2.8: On the Anticipation of the Webbed Reincarnation

I hate comics.

I used to love them. I used to be terribly enthralled in all of the storylines that moved my beloved heroes through the world. I used to think Marvel comics could do no wrong. I wondered aloud at the Uncanny X-men and the love triangle between Jean Grey, Cyclops, and Wolverine. I saw the icons of the label as characters who were largely untouchable and beautiful and capable of amazing stories.

That fell apart around the teenage years.

It happened most vividly as the 2d world of comics made it’s fiercest entry in to the realm of movies. As the Marvel Cinematic Universe (Earth-199999) was in the nascent idea stages, the comic universe was straight up falling apart. I believe 2006’s Civil War represents the peak of the comic landscape for that particular brand. This is where comics and politics blatantly interacted in a way the marvel universe in particular had never chosen to do. Unfortunately, the storytelling went completely off the rails by the end. It led to some good (World War Hulk) and some bad (the eventual retcon of Steve Rogers as a hydra lackey and ‘pass the shield’ philosophy that followed his ‘death’). It also sparked the modern MCU.

Meanwhile DC was on the rise. Crisis on Infinite Earths (1985) proved they had the infrastructure to reboot comics wholesale and in an effective way. Nevermind the Goku level superheroes and limited plot devices, these guys had writers and a collaborative nature that was bar none. Infinite Crisis and Flashpoint were incredibly directed stories that crossed through so many comics that I went legit broke. I discovered a fascination for many more heroes than I’d followed even in Marvel. I fell in love with the Bat family–namely Oracle and Tim Drake (Red Robin, World’s actual greatest detective) and then that all went to hell.

**Exercise requirements:**
a - Translate this sentence from the comics post into Spanish: "That fell apart around the teenage years."
b - What year does the comics post give for Crisis on Infinite Earths?
c - Extend the comics post by continuing it after its final sentence.
The records come from a separate source, unrelated to the comics post.

**Provided records:**
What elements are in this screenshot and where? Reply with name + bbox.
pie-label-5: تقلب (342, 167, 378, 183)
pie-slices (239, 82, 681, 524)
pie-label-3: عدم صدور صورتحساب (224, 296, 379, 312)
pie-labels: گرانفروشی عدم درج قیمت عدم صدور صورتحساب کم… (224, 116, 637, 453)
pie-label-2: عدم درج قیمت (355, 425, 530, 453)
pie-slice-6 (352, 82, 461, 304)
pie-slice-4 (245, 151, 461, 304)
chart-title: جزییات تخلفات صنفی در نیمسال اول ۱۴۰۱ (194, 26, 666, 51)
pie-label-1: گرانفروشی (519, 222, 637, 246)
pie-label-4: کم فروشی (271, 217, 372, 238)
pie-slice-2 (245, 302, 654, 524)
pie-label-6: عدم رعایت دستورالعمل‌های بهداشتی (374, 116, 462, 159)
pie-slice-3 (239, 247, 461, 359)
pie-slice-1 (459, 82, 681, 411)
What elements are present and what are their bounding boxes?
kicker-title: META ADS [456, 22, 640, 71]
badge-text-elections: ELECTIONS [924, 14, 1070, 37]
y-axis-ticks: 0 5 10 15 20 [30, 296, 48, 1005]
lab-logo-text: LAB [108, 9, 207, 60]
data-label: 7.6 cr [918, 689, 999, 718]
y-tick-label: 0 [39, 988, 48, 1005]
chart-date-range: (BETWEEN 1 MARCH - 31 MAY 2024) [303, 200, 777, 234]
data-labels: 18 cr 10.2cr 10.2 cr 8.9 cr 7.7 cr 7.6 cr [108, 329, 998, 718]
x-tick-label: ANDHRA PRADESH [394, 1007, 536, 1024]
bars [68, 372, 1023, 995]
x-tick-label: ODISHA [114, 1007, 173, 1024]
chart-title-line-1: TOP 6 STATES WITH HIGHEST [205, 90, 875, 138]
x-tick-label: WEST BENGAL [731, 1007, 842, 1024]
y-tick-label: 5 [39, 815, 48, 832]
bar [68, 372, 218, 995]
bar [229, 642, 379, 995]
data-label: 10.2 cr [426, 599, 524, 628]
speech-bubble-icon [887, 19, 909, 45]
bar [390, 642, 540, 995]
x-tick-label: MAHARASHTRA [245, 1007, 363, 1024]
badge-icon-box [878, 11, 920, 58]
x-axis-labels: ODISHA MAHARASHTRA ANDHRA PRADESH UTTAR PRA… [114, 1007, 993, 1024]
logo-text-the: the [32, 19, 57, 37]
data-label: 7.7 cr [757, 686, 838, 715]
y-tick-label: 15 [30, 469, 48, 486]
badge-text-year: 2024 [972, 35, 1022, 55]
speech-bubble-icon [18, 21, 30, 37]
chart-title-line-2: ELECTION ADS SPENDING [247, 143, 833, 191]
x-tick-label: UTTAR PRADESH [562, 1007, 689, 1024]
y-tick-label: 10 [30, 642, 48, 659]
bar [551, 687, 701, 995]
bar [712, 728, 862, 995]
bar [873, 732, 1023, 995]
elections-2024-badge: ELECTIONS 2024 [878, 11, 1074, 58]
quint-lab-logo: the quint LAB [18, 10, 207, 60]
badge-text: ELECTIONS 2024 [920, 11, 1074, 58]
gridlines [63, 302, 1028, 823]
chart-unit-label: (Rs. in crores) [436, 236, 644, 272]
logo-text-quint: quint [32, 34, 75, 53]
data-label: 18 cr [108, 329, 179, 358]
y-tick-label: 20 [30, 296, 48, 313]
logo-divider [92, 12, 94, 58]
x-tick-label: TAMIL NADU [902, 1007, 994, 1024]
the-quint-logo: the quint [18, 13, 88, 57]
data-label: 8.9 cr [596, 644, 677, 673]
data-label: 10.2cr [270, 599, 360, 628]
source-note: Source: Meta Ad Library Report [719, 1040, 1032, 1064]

**Answers to the problems:**
a - Eso se vino abajo alrededor de la adolescencia.

b - 1985

c -
The wonder of Flashpoint led to the horror of New 52 where they changed everything… in the sing song way that Marvel changed everything to make more user-friendly characters. It is all bad now in both worlds. Red Robin is basically a cast off–one of a half dozen Robins walking the earth. The cool asian Batgirl is, well, not Batgirl as they retconned Oracle to be not crippled, ruining an incredible storyline. Marvel…. well, at this point there are more ‘spider people’ than I can count. You can catch at least six of them on the latest Disney Spiderman show…

Maybe that is it right there. I won’t blame Disney entirely, because Batman vs. Superman shows that everyone can get a hero story very wrong. Still, the storytelling I grew up loving has all but faded from this world. Logan payed homage to a lot of that. It serves as a reminder that there was a golden age of superheroes, but now the media and merchandising rule the day.